(Dataset rows)
>>>>>

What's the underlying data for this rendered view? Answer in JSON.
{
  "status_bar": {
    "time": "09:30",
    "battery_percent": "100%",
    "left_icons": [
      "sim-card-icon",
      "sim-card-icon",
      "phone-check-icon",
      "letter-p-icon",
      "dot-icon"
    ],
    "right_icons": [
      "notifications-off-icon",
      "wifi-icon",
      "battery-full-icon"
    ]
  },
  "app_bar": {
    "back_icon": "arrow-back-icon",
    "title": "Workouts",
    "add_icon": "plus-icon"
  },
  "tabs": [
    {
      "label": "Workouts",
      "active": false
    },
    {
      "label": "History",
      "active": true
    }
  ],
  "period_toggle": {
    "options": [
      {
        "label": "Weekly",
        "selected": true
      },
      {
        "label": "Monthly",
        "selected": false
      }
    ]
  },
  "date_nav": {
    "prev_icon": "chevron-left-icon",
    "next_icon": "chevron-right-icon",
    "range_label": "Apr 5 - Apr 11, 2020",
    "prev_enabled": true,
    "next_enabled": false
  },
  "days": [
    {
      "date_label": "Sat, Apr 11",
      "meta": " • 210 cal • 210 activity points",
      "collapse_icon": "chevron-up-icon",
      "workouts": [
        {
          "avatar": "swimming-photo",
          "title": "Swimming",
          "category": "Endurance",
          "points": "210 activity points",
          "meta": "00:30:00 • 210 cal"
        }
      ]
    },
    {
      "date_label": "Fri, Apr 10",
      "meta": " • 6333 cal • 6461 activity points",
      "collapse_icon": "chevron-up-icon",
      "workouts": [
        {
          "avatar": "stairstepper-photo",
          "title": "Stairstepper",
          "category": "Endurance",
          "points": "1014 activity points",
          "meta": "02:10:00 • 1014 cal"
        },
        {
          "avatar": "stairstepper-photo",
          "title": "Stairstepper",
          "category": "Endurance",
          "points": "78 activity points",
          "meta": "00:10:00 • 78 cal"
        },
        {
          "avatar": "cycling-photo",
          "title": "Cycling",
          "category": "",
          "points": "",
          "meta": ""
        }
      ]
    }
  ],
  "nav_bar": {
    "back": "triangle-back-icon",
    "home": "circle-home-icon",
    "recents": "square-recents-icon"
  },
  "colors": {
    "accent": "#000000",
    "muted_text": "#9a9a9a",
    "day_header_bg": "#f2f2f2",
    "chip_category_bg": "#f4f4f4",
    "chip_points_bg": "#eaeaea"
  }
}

<<<<<

WHAT YOU HAVE TO DO:
Extract from the data every line where "false" shows up.

WRITTEN SOLUTION:
      "active": false
        "selected": false
    "next_enabled": false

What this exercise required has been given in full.